* What the exercise asks
Please output the following records exactly. Leave every image out.

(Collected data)
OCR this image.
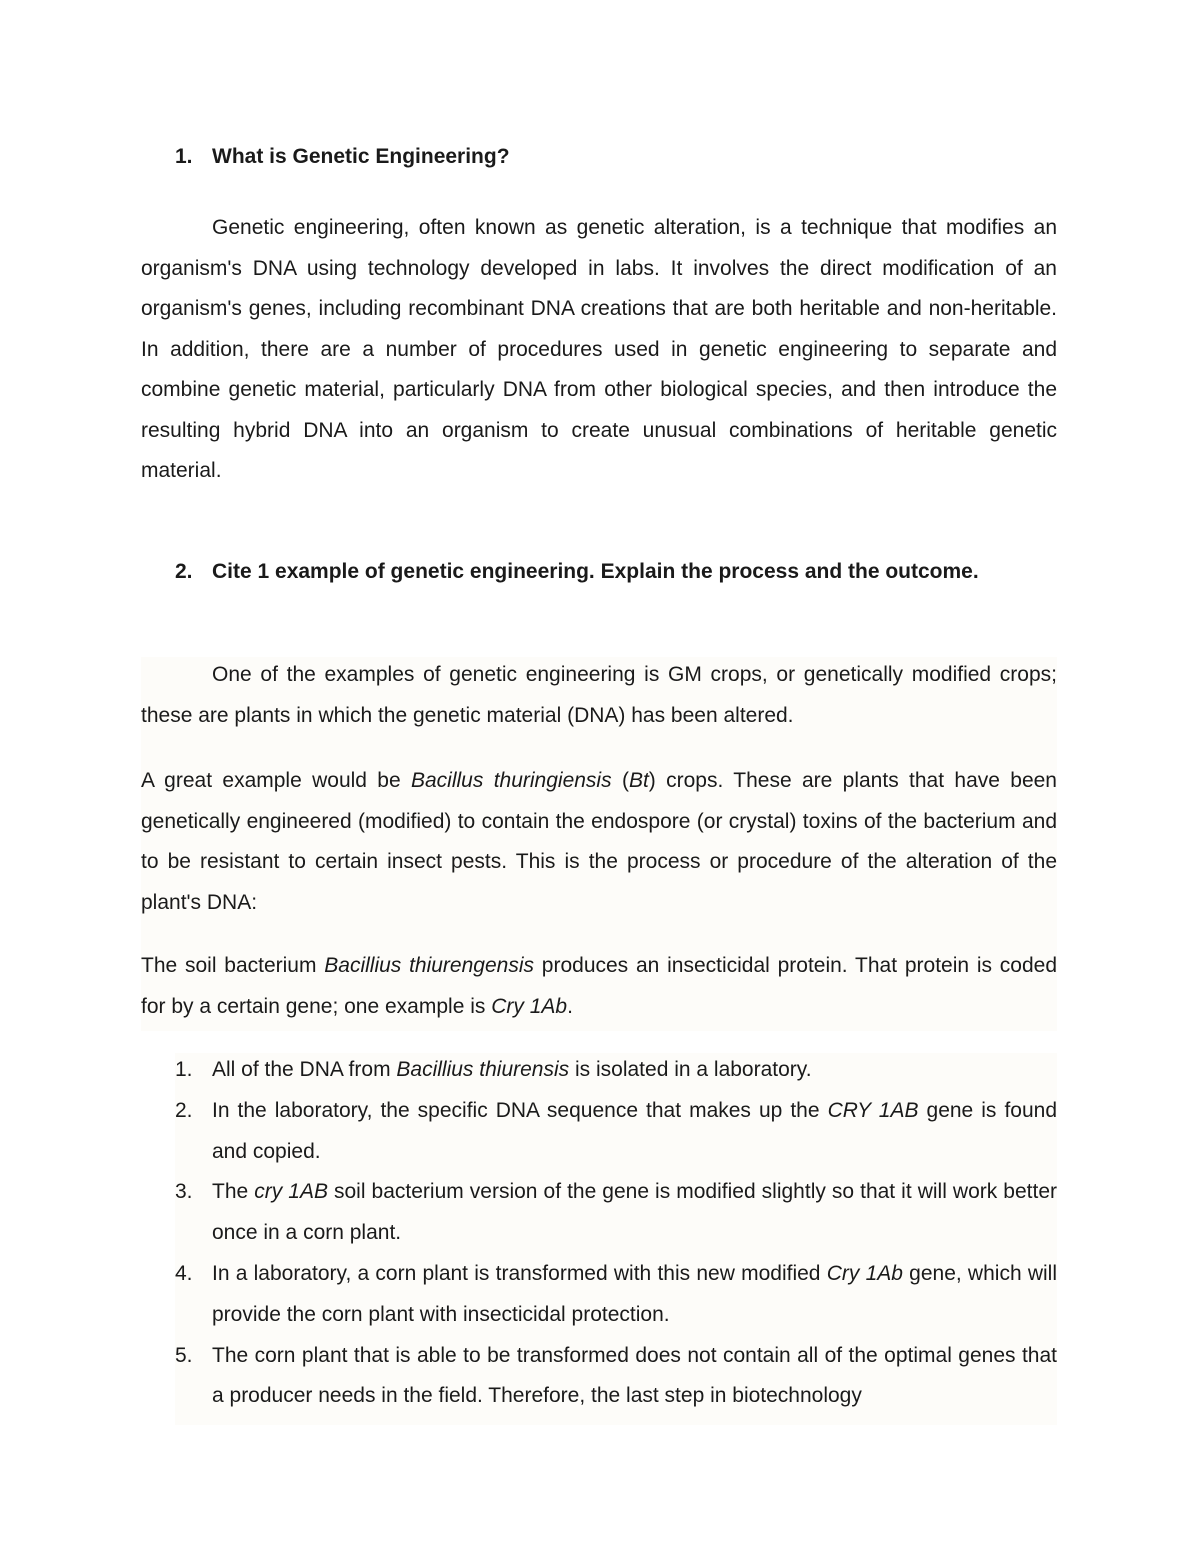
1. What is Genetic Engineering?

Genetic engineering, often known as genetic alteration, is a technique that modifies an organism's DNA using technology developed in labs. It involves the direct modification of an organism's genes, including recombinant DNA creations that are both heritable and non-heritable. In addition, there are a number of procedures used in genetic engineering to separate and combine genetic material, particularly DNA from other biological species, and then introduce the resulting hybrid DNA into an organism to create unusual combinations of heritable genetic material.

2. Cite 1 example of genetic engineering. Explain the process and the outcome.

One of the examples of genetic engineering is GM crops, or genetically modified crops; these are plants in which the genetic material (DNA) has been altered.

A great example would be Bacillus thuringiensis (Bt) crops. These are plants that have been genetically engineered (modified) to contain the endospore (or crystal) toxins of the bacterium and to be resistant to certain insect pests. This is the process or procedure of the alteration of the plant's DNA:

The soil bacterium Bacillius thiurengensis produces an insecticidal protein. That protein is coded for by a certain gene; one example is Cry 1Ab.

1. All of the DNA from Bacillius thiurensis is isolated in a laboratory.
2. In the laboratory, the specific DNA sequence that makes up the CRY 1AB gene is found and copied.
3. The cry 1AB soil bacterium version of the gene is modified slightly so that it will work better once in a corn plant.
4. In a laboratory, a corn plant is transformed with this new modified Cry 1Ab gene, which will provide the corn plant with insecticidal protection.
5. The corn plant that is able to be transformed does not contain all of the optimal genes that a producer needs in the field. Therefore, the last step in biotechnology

* Solution below
OCR this image.
1. What is Genetic Engineering?

Genetic engineering, often known as genetic alteration, is a technique that modifies an organism's DNA using technology developed in labs. It involves the direct modification of an organism's genes, including recombinant DNA creations that are both heritable and non-heritable. In addition, there are a number of procedures used in genetic engineering to separate and combine genetic material, particularly DNA from other biological species, and then introduce the resulting hybrid DNA into an organism to create unusual combinations of heritable genetic material.

2. Cite 1 example of genetic engineering. Explain the process and the outcome.

One of the examples of genetic engineering is GM crops, or genetically modified crops; these are plants in which the genetic material (DNA) has been altered.

A great example would be Bacillus thuringiensis (Bt) crops. These are plants that have been genetically engineered (modified) to contain the endospore (or crystal) toxins of the bacterium and to be resistant to certain insect pests. This is the process or procedure of the alteration of the plant's DNA:

The soil bacterium Bacillius thiurengensis produces an insecticidal protein. That protein is coded for by a certain gene; one example is Cry 1Ab.

1. All of the DNA from Bacillius thiurensis is isolated in a laboratory.
2. In the laboratory, the specific DNA sequence that makes up the CRY 1AB gene is found and copied.
3. The cry 1AB soil bacterium version of the gene is modified slightly so that it will work better once in a corn plant.
4. In a laboratory, a corn plant is transformed with this new modified Cry 1Ab gene, which will provide the corn plant with insecticidal protection.
5. The corn plant that is able to be transformed does not contain all of the optimal genes that a producer needs in the field. Therefore, the last step in biotechnology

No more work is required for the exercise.